> _STATED EXERCISE_
Quote each record exactly, please, leaving none out.

Extracted records

━━━━━━

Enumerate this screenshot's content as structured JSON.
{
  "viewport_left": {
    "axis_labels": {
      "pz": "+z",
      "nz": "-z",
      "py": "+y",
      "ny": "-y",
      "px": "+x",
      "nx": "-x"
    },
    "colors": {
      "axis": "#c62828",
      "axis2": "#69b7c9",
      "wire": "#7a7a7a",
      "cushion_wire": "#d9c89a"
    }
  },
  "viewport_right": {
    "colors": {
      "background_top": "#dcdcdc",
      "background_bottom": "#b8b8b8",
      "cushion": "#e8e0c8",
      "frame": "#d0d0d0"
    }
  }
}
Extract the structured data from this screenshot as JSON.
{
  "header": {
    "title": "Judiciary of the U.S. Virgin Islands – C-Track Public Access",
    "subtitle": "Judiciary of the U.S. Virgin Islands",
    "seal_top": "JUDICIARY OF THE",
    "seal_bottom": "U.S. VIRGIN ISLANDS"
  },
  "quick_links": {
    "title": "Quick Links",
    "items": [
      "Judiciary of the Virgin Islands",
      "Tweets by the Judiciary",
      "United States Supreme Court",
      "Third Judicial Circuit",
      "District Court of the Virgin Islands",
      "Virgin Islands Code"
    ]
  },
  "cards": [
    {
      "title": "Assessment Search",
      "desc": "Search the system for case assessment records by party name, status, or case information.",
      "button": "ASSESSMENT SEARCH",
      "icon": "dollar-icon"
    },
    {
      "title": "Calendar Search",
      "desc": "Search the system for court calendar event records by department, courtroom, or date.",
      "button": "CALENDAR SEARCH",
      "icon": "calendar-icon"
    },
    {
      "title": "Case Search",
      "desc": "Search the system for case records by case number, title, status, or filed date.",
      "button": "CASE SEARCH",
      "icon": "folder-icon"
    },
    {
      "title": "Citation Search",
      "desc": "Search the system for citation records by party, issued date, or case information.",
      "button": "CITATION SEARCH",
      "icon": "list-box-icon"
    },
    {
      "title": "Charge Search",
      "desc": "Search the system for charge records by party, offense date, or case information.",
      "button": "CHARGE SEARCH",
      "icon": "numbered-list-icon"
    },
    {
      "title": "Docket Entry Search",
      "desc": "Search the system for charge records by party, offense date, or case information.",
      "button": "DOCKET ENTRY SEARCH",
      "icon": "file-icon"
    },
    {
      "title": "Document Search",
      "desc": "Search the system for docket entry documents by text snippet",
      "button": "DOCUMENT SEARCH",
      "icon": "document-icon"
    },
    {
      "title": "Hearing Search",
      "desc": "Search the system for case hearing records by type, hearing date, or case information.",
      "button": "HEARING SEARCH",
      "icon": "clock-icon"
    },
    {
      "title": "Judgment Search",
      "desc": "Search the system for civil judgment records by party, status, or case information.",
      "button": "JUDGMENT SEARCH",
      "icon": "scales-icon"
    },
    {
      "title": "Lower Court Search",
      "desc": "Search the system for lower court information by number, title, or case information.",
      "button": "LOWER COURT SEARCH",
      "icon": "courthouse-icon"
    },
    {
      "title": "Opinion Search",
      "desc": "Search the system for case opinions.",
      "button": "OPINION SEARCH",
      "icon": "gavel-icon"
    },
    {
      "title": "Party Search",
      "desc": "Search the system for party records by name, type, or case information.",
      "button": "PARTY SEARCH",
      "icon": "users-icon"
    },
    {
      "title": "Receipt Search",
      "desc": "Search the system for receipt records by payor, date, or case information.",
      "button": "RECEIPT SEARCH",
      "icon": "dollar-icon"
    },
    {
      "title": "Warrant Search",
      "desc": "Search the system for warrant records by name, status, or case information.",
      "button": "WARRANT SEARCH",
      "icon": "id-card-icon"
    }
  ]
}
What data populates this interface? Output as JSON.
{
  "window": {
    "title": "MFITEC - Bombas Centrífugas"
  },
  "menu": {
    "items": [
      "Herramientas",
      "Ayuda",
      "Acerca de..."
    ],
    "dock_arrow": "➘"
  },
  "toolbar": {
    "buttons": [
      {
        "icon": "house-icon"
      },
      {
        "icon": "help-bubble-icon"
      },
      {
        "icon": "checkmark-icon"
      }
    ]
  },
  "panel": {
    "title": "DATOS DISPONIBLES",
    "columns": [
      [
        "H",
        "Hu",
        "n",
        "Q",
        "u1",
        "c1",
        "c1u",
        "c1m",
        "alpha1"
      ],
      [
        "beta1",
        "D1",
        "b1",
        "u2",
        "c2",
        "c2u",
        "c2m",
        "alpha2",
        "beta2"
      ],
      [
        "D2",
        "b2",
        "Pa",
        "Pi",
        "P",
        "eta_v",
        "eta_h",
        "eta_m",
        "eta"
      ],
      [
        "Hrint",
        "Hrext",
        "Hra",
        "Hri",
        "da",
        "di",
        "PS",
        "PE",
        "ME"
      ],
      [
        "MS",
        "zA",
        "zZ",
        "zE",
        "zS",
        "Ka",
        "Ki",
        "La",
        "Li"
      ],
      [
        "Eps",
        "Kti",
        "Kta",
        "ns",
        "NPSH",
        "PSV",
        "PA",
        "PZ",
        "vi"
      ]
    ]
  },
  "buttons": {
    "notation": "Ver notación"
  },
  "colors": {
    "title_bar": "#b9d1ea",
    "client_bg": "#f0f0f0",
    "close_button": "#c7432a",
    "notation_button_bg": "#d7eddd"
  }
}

━━━━━━

> _FINISHED EXERCISE_
Enumerate this screenshot's content as structured JSON.
{
  "viewport_left": {
    "axis_labels": {
      "pz": "+z",
      "nz": "-z",
      "py": "+y",
      "ny": "-y",
      "px": "+x",
      "nx": "-x"
    },
    "colors": {
      "axis": "#c62828",
      "axis2": "#69b7c9",
      "wire": "#7a7a7a",
      "cushion_wire": "#d9c89a"
    }
  },
  "viewport_right": {
    "colors": {
      "background_top": "#dcdcdc",
      "background_bottom": "#b8b8b8",
      "cushion": "#e8e0c8",
      "frame": "#d0d0d0"
    }
  }
}
Extract the structured data from this screenshot as JSON.
{
  "header": {
    "title": "Judiciary of the U.S. Virgin Islands – C-Track Public Access",
    "subtitle": "Judiciary of the U.S. Virgin Islands",
    "seal_top": "JUDICIARY OF THE",
    "seal_bottom": "U.S. VIRGIN ISLANDS"
  },
  "quick_links": {
    "title": "Quick Links",
    "items": [
      "Judiciary of the Virgin Islands",
      "Tweets by the Judiciary",
      "United States Supreme Court",
      "Third Judicial Circuit",
      "District Court of the Virgin Islands",
      "Virgin Islands Code"
    ]
  },
  "cards": [
    {
      "title": "Assessment Search",
      "desc": "Search the system for case assessment records by party name, status, or case information.",
      "button": "ASSESSMENT SEARCH",
      "icon": "dollar-icon"
    },
    {
      "title": "Calendar Search",
      "desc": "Search the system for court calendar event records by department, courtroom, or date.",
      "button": "CALENDAR SEARCH",
      "icon": "calendar-icon"
    },
    {
      "title": "Case Search",
      "desc": "Search the system for case records by case number, title, status, or filed date.",
      "button": "CASE SEARCH",
      "icon": "folder-icon"
    },
    {
      "title": "Citation Search",
      "desc": "Search the system for citation records by party, issued date, or case information.",
      "button": "CITATION SEARCH",
      "icon": "list-box-icon"
    },
    {
      "title": "Charge Search",
      "desc": "Search the system for charge records by party, offense date, or case information.",
      "button": "CHARGE SEARCH",
      "icon": "numbered-list-icon"
    },
    {
      "title": "Docket Entry Search",
      "desc": "Search the system for charge records by party, offense date, or case information.",
      "button": "DOCKET ENTRY SEARCH",
      "icon": "file-icon"
    },
    {
      "title": "Document Search",
      "desc": "Search the system for docket entry documents by text snippet",
      "button": "DOCUMENT SEARCH",
      "icon": "document-icon"
    },
    {
      "title": "Hearing Search",
      "desc": "Search the system for case hearing records by type, hearing date, or case information.",
      "button": "HEARING SEARCH",
      "icon": "clock-icon"
    },
    {
      "title": "Judgment Search",
      "desc": "Search the system for civil judgment records by party, status, or case information.",
      "button": "JUDGMENT SEARCH",
      "icon": "scales-icon"
    },
    {
      "title": "Lower Court Search",
      "desc": "Search the system for lower court information by number, title, or case information.",
      "button": "LOWER COURT SEARCH",
      "icon": "courthouse-icon"
    },
    {
      "title": "Opinion Search",
      "desc": "Search the system for case opinions.",
      "button": "OPINION SEARCH",
      "icon": "gavel-icon"
    },
    {
      "title": "Party Search",
      "desc": "Search the system for party records by name, type, or case information.",
      "button": "PARTY SEARCH",
      "icon": "users-icon"
    },
    {
      "title": "Receipt Search",
      "desc": "Search the system for receipt records by payor, date, or case information.",
      "button": "RECEIPT SEARCH",
      "icon": "dollar-icon"
    },
    {
      "title": "Warrant Search",
      "desc": "Search the system for warrant records by name, status, or case information.",
      "button": "WARRANT SEARCH",
      "icon": "id-card-icon"
    }
  ]
}
What data populates this interface? Output as JSON.
{
  "window": {
    "title": "MFITEC - Bombas Centrífugas"
  },
  "menu": {
    "items": [
      "Herramientas",
      "Ayuda",
      "Acerca de..."
    ],
    "dock_arrow": "➘"
  },
  "toolbar": {
    "buttons": [
      {
        "icon": "house-icon"
      },
      {
        "icon": "help-bubble-icon"
      },
      {
        "icon": "checkmark-icon"
      }
    ]
  },
  "panel": {
    "title": "DATOS DISPONIBLES",
    "columns": [
      [
        "H",
        "Hu",
        "n",
        "Q",
        "u1",
        "c1",
        "c1u",
        "c1m",
        "alpha1"
      ],
      [
        "beta1",
        "D1",
        "b1",
        "u2",
        "c2",
        "c2u",
        "c2m",
        "alpha2",
        "beta2"
      ],
      [
        "D2",
        "b2",
        "Pa",
        "Pi",
        "P",
        "eta_v",
        "eta_h",
        "eta_m",
        "eta"
      ],
      [
        "Hrint",
        "Hrext",
        "Hra",
        "Hri",
        "da",
        "di",
        "PS",
        "PE",
        "ME"
      ],
      [
        "MS",
        "zA",
        "zZ",
        "zE",
        "zS",
        "Ka",
        "Ki",
        "La",
        "Li"
      ],
      [
        "Eps",
        "Kti",
        "Kta",
        "ns",
        "NPSH",
        "PSV",
        "PA",
        "PZ",
        "vi"
      ]
    ]
  },
  "buttons": {
    "notation": "Ver notación"
  },
  "colors": {
    "title_bar": "#b9d1ea",
    "client_bg": "#f0f0f0",
    "close_button": "#c7432a",
    "notation_button_bg": "#d7eddd"
  }
}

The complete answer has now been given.